### [PROMPT 1]
In the passage on economic change, how much did the US population increase last year?
### [PROMPT 2]
Reproduce the passage on economic change between "One of the more" and "long term goals.", inclusive, with "municipalities" swapped out for "towns".
### [PROMPT 3]
Write what comes next in the passage on economic change, picking up after its final sentence.

Institutional rigidities don't permit adjustments to occur all at once, but by studying continuing changes we may be able to peer around a corner and see where a sector is headed. Such processes are scary because we may be watching a slow unfolding of a hand that, in its fundamentals, has already been dealt. There are signs that a comparable story may apply to the American economy more broadly.The "slow unfolding" which Cowen spoke of, could be thought of as a broad equilibrium shift - albeit one which remains partially hidden. Some former patterns no longer hold, but it is difficult to understand why they don't. In spite of shifting wage patterns, other elements of the economy remain suspended in what Scott Sumner describes as an "era of unprecedented non-change". Sumner also notes:
Last year, the US saw a 0.73% increase in its population, the slowest since 1937.Even if economists are not in agreement regarding a long "recovery" which doesn't feel right, the fact that family formation remains subdued, speaks volumes. Structural issues have been difficult to address, and they also involve first mover responses for which there are no "blueprints" to follow. Initiating change is generally viewed as "someone else's responsibility", particularly when governments are not well positioned to guide the process. A recent cartoon sums up the point nicely, in which a speaker addresses the crowd and asks "Who wants change?" Of course the crowd enthusiastically responds, with a show of hands. However, when he adds, "Who wants to change?" no hands are raised, and the audience suddenly appears self conscious.
One of the more immediate concerns which has yet to be addressed, is a lack of response to evolving wage potential in terms of community infrastructure and maintenance needs. It is sad to think that many municipalities may find themselves at the brink of bankruptcy, before they are able to seriously contemplate what changing wage structures among populations could mean for expectations and long term goals.

### [STUDY MATERIAL]
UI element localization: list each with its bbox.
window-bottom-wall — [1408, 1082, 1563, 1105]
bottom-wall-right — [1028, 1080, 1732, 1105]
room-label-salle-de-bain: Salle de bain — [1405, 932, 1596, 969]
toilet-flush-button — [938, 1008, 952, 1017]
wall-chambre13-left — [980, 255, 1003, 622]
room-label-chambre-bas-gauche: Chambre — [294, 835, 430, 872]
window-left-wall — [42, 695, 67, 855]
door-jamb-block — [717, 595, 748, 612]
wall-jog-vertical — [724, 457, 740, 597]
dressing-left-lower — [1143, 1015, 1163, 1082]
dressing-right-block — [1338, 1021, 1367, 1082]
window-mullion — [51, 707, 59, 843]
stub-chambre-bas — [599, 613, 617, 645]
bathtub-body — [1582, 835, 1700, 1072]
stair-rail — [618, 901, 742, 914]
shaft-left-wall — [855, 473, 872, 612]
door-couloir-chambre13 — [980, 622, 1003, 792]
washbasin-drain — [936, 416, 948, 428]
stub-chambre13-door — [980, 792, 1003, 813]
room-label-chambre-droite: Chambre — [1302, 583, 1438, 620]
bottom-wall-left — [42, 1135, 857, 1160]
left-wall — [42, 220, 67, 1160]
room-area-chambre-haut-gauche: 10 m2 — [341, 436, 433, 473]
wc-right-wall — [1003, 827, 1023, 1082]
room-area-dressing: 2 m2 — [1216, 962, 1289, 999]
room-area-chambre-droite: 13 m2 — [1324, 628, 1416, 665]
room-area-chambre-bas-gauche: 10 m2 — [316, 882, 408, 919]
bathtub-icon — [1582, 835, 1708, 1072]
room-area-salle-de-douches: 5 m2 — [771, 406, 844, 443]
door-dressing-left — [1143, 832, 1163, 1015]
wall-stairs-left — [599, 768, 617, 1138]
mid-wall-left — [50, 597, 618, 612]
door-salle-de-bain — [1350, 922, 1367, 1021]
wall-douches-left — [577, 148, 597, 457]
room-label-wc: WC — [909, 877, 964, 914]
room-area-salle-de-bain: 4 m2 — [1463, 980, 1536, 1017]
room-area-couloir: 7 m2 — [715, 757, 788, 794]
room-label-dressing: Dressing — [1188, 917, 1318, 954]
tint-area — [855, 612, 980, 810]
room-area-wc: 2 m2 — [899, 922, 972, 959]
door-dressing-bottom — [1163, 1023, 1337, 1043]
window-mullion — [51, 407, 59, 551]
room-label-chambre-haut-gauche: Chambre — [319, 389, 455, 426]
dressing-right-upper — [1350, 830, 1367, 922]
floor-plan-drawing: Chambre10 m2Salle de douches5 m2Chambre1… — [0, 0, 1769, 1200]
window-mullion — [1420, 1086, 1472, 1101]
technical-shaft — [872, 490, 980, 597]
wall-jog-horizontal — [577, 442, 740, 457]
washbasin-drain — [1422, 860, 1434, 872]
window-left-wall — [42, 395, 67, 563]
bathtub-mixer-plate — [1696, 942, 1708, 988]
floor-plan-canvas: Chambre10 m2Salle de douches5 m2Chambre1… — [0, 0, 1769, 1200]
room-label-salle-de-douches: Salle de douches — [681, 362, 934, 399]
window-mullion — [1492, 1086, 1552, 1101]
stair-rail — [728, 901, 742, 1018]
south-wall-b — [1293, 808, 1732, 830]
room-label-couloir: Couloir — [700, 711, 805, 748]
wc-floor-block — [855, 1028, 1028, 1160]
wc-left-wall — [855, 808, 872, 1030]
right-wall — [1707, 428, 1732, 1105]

### [RESPONSE AREA 1]
0.73%, the slowest increase since 1937.

### [RESPONSE AREA 2]
One of the more immediate concerns which has yet to be addressed, is a lack of response to evolving wage potential in terms of community infrastructure and maintenance needs. It is sad to think that many towns may find themselves at the brink of bankruptcy, before they are able to seriously contemplate what changing wage structures among populations could mean for expectations and long term goals.

### [RESPONSE AREA 3]
Shifts in general equilibrium will of course impact some communities more than others. Some may be able to reorganize financially, while retaining the look and feel of the present. But others will need to reconsider ongoing transportation needs and other local infrastructure, at very basic and occasionally simpler levels. The good news in this regard is that when populations approach long term infrastructure issues head on, the results have more integrity than would be the case with a partial and reluctant response.
Perhaps one of the more difficult adjustments will be the fact that wages cannot always be maintained at the levels which seem appropriate. There are too many interconnecting factors affecting wage structures which will need to be closely examined, particularly given the fact that labor force participation needs to be increased in the years ahead. At the very least, production reform in services and building components could make wages go further without decreasing economic access overall. What's more, innovation and experimentation at local levels could provide some "missing links" in the evolving equilibrium, as well.